**STATED TASK:**
In the material below, find every line with "руководящий" and pull it out.

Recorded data
= = = = =

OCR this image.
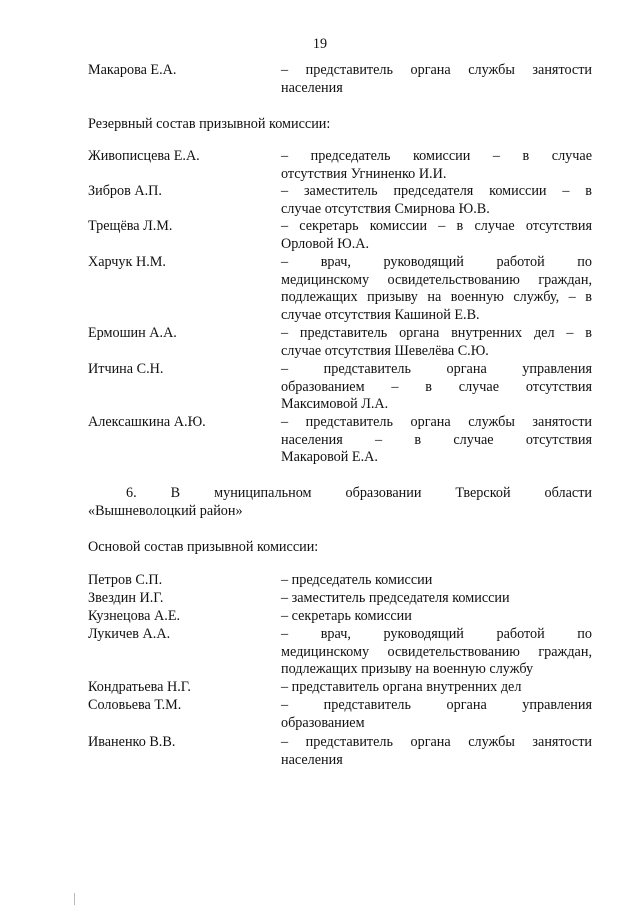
19
Макарова Е.А.	– представитель органа службы занятости
населения
Резервный состав призывной комиссии:
Живописцева Е.А.	– председатель комиссии – в случае
отсутствия Угниненко И.И.
Зибров А.П.	– заместитель председателя комиссии – в
случае отсутствия Смирнова Ю.В.
Трещёва Л.М.	– секретарь комиссии – в случае отсутствия
Орловой Ю.А.
Харчук Н.М.	– врач, руководящий работой по
медицинскому освидетельствованию граждан,
подлежащих призыву на военную службу, – в
случае отсутствия Кашиной Е.В.
Ермошин А.А.	– представитель органа внутренних дел – в
случае отсутствия Шевелёва С.Ю.
Итчина С.Н.	– представитель органа управления
образованием – в случае отсутствия
Максимовой Л.А.
Алексашкина А.Ю.	– представитель органа службы занятости
населения – в случае отсутствия
Макаровой Е.А.
6. В муниципальном образовании Тверской области
«Вышневолоцкий район»
Основой состав призывной комиссии:
Петров С.П.	– председатель комиссии
Звездин И.Г.	– заместитель председателя комиссии
Кузнецова А.Е.	– секретарь комиссии
Лукичев А.А.	– врач, руководящий работой по
медицинскому освидетельствованию граждан,
подлежащих призыву на военную службу
Кондратьева Н.Г.	– представитель органа внутренних дел
Соловьева Т.М.	– представитель органа управления
образованием
Иваненко В.В.	– представитель органа службы занятости
населения
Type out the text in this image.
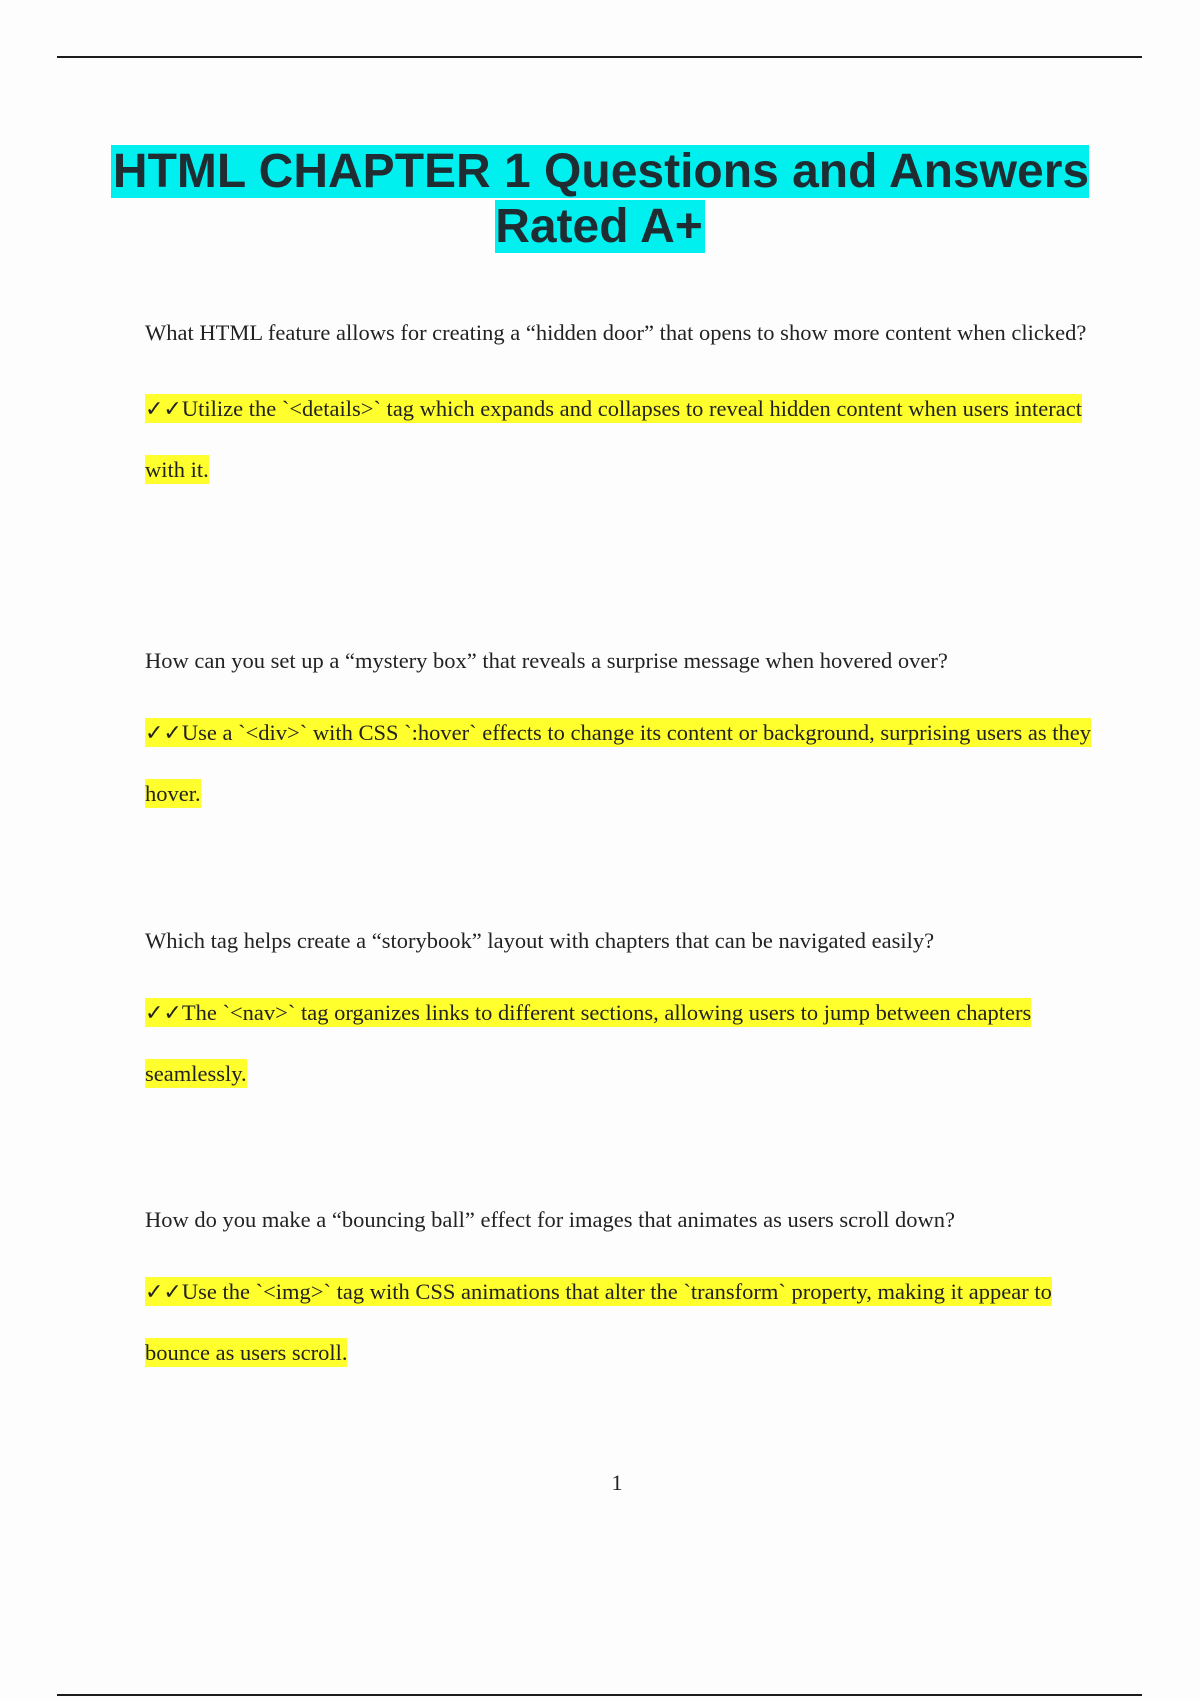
HTML CHAPTER 1 Questions and Answers Rated A+

What HTML feature allows for creating a “hidden door” that opens to show more content when clicked?

✓✓Utilize the `<details>` tag which expands and collapses to reveal hidden content when users interact with it.

How can you set up a “mystery box” that reveals a surprise message when hovered over?

✓✓Use a `<div>` with CSS `:hover` effects to change its content or background, surprising users as they hover.

Which tag helps create a “storybook” layout with chapters that can be navigated easily?

✓✓The `<nav>` tag organizes links to different sections, allowing users to jump between chapters seamlessly.

How do you make a “bouncing ball” effect for images that animates as users scroll down?

✓✓Use the `<img>` tag with CSS animations that alter the `transform` property, making it appear to bounce as users scroll.

1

= = = = =

**RESPONSE FOR THIS EXERCISE:**
Харчук Н.М.	– врач, руководящий работой по
Лукичев А.А.	– врач, руководящий работой по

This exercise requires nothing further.